= TASK STATEMENT =
Look for the string "Доля" in every line, and copy each line that has it.

- - - -

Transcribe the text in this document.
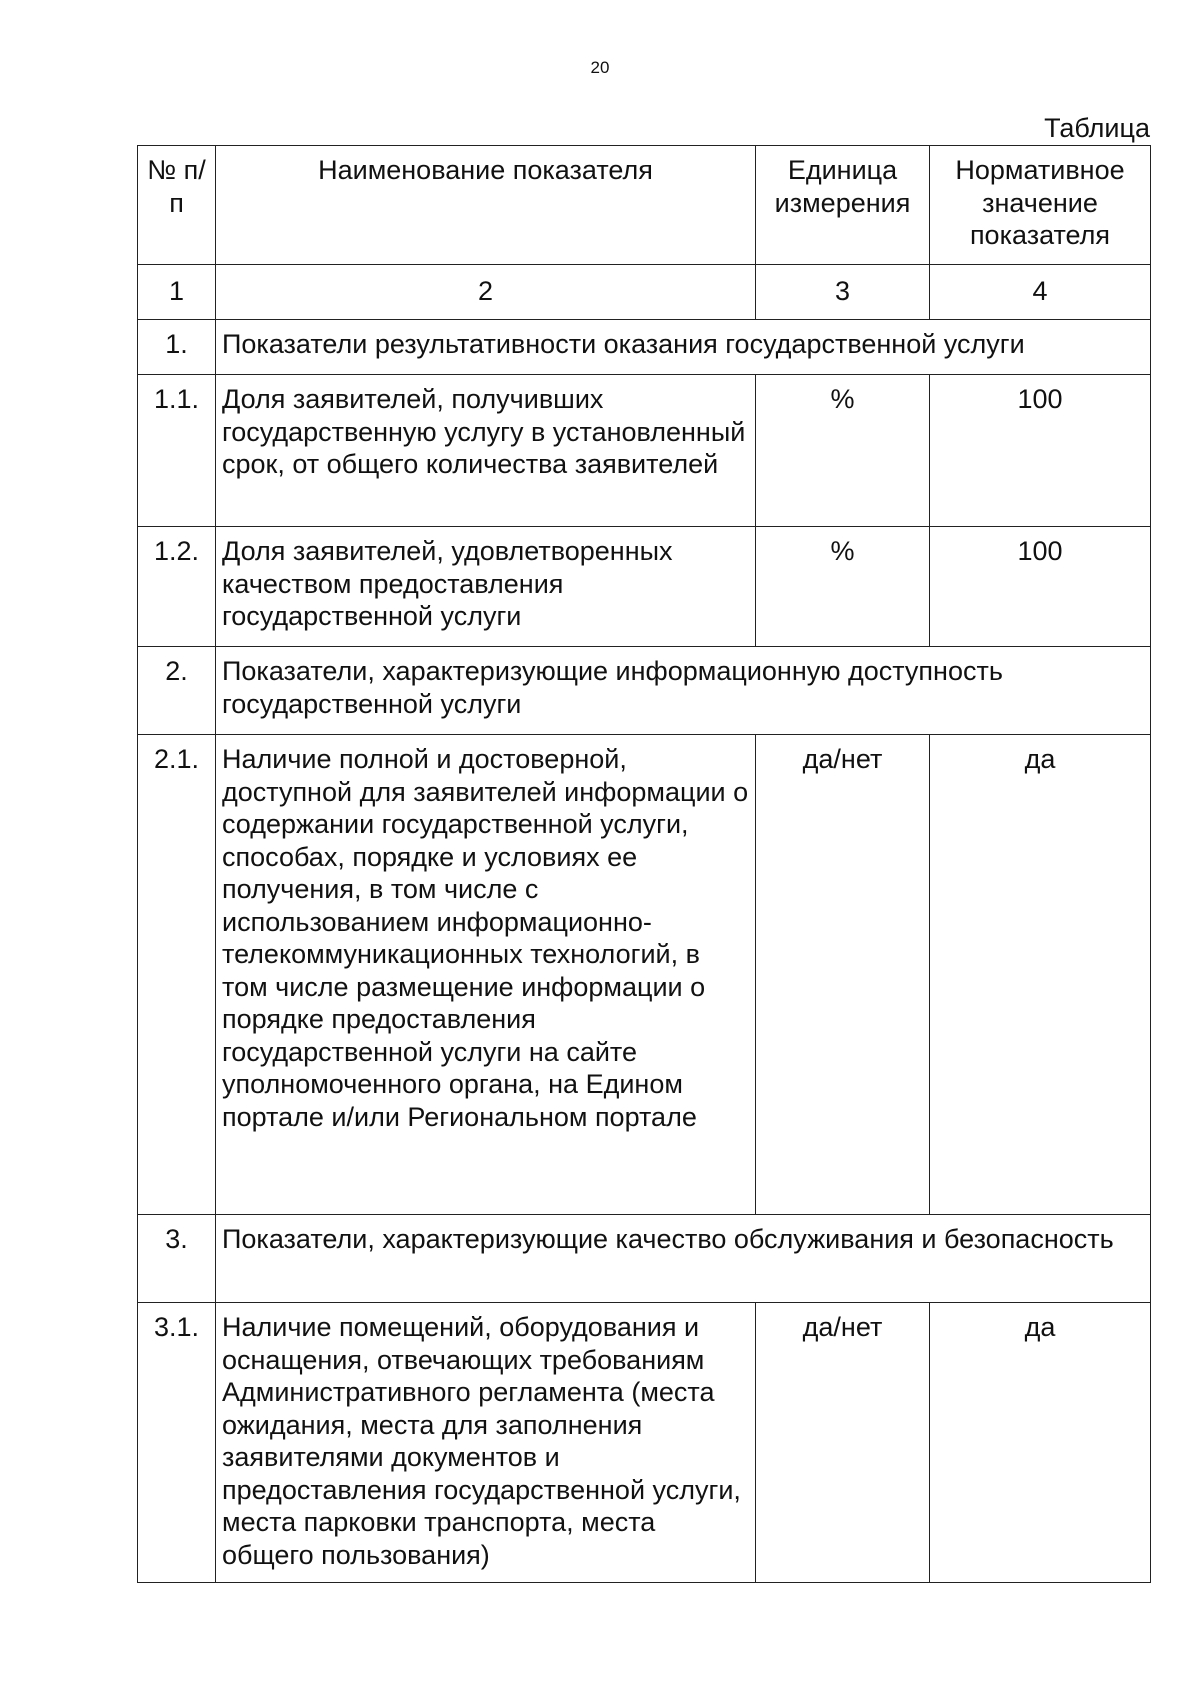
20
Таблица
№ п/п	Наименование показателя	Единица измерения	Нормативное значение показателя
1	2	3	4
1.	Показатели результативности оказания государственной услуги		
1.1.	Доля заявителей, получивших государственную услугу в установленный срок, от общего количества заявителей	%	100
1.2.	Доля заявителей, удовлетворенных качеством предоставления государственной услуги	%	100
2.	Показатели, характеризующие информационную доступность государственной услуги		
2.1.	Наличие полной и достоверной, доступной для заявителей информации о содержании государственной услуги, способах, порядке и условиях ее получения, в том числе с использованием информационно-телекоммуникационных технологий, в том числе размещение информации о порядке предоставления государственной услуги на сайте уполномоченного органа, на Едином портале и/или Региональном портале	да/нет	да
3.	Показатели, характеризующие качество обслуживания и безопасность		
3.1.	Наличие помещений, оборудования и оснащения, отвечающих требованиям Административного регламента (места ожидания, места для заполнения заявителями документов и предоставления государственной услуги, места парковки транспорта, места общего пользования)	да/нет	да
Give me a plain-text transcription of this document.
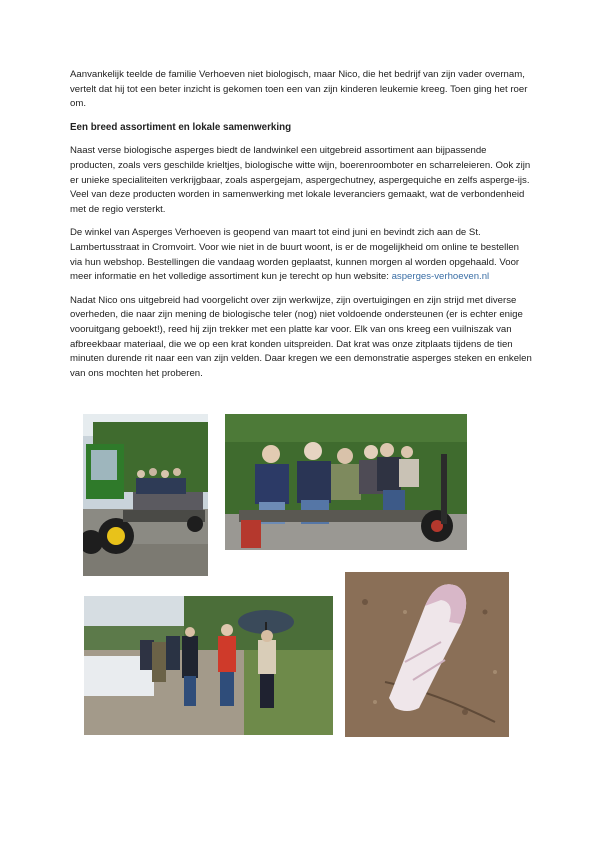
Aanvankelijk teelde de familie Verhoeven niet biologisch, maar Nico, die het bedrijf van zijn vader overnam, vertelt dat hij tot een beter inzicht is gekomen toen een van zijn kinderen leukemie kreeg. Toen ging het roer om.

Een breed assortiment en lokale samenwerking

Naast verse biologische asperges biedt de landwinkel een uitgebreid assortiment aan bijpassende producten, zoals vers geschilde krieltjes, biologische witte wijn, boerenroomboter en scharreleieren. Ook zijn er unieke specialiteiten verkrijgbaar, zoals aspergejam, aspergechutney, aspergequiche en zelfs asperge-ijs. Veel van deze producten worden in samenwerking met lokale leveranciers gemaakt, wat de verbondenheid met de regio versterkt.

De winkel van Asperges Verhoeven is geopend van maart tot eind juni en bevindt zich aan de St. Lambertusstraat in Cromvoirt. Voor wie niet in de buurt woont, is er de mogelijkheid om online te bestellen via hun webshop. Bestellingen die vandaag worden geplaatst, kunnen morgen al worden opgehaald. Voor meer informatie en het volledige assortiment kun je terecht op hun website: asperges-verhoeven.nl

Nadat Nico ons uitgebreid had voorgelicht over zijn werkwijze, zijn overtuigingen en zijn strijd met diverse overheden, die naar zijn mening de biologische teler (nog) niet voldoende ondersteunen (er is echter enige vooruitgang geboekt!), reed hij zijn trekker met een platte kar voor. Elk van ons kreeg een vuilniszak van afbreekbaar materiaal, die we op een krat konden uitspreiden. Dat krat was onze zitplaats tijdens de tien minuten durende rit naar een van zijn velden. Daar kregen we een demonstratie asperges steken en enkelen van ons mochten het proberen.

- - - -

= OUTPUT OF THE TASK =
1.1.	Доля заявителей, получивших государственную услугу в установленный срок, от общего количества заявителей	%	100
1.2.	Доля заявителей, удовлетворенных качеством предоставления государственной услуги	%	100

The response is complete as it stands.